» **Set exercise**
Note each line that includes the word "中银证券". Copy those lines.

[START Supplied data]

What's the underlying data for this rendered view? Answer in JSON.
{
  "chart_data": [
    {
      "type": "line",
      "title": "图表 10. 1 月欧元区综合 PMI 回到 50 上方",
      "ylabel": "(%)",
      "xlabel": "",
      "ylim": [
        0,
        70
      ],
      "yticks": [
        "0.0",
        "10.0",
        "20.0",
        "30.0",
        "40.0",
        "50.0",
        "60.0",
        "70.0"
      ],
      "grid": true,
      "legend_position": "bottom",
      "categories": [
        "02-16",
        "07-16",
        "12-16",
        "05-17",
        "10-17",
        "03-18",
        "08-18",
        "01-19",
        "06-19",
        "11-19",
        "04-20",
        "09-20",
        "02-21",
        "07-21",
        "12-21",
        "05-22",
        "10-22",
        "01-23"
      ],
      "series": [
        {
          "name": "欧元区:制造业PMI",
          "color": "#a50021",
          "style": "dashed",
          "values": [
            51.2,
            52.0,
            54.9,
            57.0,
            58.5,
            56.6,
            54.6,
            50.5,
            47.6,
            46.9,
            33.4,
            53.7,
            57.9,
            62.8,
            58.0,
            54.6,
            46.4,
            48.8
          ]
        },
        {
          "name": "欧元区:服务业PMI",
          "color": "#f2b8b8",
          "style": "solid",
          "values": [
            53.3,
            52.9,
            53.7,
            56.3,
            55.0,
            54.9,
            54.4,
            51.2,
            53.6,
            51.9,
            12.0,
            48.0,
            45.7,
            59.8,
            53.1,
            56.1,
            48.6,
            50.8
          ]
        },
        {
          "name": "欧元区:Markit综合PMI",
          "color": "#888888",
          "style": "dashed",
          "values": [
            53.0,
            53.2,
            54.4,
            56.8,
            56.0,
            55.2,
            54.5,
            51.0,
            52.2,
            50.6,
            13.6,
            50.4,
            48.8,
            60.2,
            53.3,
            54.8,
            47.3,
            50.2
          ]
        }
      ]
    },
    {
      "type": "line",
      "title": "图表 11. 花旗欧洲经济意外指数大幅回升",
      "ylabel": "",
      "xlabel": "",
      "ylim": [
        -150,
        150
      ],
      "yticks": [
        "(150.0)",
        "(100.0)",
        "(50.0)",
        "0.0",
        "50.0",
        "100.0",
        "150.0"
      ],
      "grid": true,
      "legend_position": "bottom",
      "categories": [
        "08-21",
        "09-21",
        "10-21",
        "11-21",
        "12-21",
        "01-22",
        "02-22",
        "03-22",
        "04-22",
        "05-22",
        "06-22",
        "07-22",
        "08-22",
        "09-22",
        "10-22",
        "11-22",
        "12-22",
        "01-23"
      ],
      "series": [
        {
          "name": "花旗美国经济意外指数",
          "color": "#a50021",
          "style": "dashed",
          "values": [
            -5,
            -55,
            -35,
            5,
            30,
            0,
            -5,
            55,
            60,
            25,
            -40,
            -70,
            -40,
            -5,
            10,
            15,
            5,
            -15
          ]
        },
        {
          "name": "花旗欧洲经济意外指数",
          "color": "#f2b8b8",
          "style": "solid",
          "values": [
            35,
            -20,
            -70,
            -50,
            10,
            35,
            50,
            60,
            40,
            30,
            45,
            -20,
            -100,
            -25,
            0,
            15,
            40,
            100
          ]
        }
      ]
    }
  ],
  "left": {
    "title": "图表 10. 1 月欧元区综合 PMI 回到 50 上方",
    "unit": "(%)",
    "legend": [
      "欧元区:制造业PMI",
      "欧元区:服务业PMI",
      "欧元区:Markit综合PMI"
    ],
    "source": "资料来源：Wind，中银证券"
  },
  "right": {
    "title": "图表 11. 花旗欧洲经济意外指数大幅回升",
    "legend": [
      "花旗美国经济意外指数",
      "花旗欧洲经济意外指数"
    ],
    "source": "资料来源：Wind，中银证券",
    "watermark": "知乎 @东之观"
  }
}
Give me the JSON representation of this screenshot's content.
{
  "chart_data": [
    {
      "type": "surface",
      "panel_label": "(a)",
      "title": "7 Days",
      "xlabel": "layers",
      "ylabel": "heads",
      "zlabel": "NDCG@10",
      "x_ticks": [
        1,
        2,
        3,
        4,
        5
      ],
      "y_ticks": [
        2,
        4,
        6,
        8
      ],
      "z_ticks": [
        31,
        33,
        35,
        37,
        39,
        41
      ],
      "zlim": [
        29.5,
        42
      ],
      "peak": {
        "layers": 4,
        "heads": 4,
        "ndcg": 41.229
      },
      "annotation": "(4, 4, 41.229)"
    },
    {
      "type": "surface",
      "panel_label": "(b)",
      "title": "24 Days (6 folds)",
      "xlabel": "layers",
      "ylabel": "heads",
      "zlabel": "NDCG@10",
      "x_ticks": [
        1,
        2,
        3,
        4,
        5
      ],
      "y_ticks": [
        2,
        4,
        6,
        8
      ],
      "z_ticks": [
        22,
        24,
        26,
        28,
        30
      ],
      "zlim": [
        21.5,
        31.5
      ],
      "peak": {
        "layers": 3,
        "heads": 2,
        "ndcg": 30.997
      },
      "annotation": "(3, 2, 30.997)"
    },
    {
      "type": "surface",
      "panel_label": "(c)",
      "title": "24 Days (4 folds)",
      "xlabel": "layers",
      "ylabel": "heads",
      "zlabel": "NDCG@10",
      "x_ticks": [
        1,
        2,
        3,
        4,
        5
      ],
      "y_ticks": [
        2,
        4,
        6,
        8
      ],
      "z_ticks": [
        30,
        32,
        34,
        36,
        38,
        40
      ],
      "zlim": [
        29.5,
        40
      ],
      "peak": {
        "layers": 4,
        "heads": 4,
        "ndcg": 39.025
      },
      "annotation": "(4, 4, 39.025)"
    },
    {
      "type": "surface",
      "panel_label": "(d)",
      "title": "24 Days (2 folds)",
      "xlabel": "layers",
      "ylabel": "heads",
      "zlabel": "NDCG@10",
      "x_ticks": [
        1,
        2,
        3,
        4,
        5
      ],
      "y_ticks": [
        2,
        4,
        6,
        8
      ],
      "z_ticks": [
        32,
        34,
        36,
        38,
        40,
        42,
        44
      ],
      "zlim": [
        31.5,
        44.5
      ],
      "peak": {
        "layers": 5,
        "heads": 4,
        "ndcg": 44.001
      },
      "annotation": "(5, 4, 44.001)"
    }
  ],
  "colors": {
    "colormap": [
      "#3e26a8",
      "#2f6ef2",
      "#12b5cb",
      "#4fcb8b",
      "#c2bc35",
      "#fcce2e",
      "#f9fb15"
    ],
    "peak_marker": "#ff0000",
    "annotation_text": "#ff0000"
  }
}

[END Supplied data]

» **Answer in full**
    "source": "资料来源：Wind，中银证券"
    "source": "资料来源：Wind，中银证券",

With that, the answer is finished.